**What is expected:** Copy every line of the listing that holds the string "obcích".

--- start ---

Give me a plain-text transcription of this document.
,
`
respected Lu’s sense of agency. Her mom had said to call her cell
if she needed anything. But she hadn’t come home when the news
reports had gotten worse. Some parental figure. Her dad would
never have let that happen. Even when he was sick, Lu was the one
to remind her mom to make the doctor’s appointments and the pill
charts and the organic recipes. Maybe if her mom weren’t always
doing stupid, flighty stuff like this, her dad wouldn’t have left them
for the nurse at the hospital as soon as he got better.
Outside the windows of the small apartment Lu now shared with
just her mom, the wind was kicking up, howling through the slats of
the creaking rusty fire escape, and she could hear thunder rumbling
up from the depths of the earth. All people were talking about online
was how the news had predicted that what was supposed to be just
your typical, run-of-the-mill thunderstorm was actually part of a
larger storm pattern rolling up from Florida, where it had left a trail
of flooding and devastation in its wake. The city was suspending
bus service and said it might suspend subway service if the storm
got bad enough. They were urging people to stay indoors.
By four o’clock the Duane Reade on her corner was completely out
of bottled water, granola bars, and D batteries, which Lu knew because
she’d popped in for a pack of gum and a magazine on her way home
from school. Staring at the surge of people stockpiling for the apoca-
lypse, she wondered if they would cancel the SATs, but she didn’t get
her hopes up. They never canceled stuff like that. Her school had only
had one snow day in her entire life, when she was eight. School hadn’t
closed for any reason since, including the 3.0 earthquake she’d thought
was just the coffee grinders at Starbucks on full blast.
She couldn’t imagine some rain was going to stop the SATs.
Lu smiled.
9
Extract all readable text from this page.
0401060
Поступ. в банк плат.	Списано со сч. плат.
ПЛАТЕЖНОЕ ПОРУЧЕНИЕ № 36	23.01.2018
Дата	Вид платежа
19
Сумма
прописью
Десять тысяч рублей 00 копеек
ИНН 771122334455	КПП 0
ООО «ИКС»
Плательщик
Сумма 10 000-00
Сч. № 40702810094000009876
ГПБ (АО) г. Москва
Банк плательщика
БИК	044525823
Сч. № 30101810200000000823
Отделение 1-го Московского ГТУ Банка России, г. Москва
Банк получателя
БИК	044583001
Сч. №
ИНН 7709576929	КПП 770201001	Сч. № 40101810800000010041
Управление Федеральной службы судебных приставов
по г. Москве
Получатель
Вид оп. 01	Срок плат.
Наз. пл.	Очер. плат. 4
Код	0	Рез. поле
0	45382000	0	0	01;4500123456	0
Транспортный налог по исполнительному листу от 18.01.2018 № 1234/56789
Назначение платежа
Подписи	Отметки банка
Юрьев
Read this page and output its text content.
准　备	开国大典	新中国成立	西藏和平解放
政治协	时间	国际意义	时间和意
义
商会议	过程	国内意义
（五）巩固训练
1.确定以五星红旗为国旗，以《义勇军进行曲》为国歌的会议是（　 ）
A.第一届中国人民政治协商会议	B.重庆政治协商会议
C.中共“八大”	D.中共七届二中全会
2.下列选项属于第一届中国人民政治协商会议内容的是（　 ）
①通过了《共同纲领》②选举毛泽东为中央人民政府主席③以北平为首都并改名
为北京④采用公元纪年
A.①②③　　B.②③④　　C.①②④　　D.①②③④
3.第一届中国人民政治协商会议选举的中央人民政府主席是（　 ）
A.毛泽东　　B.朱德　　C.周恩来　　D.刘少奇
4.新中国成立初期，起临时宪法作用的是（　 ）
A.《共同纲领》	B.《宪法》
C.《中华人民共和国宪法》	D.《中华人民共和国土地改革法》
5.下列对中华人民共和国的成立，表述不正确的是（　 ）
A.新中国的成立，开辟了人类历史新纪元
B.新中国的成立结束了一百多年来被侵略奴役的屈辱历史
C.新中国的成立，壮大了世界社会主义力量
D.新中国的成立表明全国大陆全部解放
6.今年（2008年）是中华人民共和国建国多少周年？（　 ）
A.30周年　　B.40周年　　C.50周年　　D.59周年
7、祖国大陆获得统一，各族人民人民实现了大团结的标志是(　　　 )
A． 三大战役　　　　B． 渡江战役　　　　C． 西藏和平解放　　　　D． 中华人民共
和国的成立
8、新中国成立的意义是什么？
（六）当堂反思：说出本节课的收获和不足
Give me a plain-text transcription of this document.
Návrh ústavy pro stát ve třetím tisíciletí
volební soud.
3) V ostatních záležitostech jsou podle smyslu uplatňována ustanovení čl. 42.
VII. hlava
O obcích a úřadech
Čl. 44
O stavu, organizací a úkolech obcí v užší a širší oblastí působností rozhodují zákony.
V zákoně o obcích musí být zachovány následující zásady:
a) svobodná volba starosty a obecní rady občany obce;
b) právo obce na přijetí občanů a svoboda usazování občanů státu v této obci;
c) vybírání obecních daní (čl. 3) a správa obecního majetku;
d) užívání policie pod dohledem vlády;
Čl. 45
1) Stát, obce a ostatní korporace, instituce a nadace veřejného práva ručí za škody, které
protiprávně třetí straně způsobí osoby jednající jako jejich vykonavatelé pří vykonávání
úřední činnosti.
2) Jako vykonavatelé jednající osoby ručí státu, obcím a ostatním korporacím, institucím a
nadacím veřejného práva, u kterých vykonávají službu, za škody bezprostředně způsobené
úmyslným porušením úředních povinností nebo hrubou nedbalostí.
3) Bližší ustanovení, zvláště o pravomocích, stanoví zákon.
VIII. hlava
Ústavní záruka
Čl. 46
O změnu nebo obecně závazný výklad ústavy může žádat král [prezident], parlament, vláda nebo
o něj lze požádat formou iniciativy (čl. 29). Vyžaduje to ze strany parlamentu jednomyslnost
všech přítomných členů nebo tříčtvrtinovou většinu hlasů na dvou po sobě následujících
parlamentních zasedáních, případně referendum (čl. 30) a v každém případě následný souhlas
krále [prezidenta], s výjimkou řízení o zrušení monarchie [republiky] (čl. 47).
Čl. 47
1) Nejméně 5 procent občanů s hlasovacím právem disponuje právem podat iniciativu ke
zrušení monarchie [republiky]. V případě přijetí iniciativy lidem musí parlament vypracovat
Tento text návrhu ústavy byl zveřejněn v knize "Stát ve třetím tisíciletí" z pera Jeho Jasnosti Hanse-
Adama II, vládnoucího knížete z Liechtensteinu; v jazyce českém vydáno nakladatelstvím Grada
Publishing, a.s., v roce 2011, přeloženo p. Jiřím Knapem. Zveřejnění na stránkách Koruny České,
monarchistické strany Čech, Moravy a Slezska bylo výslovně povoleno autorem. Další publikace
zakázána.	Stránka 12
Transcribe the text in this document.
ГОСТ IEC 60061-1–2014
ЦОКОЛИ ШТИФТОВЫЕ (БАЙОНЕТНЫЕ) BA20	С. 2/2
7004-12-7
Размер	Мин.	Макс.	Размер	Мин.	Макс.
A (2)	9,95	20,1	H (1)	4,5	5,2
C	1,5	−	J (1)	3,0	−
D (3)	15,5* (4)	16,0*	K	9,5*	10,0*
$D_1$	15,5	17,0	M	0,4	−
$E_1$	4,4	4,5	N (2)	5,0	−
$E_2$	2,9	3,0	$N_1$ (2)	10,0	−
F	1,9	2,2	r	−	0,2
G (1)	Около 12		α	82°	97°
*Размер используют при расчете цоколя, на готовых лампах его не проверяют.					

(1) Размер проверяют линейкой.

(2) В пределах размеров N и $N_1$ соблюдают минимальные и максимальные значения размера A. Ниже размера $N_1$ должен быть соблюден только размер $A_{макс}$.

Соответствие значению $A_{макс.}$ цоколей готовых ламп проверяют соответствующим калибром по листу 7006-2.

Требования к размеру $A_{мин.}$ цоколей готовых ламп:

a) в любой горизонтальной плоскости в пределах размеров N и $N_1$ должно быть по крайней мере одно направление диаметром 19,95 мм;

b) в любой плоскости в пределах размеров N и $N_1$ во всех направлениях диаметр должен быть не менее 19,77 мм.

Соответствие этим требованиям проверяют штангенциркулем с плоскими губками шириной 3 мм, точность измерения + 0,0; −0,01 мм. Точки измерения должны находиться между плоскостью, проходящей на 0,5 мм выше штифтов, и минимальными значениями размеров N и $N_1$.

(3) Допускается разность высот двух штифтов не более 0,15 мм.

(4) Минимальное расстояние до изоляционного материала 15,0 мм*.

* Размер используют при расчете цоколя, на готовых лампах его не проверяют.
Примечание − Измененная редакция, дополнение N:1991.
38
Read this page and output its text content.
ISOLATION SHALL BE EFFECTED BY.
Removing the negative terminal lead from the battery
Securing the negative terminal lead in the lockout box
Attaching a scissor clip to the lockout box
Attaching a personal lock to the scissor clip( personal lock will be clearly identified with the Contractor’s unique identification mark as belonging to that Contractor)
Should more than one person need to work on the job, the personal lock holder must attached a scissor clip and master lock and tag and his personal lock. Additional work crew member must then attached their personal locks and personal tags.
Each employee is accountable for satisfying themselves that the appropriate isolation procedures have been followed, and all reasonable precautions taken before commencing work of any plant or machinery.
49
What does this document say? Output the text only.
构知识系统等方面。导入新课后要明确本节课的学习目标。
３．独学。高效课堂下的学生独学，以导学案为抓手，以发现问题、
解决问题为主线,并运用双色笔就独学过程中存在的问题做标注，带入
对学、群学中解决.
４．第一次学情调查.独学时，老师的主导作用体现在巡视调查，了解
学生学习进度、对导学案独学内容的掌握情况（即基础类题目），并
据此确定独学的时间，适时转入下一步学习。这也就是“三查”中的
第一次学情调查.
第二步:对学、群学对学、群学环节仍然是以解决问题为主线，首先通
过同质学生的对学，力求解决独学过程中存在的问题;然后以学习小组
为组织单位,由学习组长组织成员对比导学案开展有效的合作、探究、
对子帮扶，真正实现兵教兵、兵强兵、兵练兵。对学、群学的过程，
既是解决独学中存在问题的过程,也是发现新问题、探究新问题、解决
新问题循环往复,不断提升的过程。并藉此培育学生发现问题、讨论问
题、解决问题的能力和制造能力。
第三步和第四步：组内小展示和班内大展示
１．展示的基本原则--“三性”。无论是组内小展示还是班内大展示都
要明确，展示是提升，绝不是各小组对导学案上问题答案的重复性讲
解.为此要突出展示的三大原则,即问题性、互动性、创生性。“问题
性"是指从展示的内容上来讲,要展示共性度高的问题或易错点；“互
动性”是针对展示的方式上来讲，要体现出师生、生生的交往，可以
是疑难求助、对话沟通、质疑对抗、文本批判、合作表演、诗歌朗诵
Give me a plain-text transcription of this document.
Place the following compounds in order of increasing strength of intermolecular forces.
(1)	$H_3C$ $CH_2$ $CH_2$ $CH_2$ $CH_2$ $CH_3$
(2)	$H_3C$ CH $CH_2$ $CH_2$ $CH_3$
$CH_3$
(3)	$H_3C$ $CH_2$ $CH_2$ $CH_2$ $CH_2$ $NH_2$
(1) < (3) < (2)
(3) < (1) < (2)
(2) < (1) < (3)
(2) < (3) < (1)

--- end ---

**Reply:**
O obcích a úřadech
V zákoně o obcích musí být zachovány následující zásady:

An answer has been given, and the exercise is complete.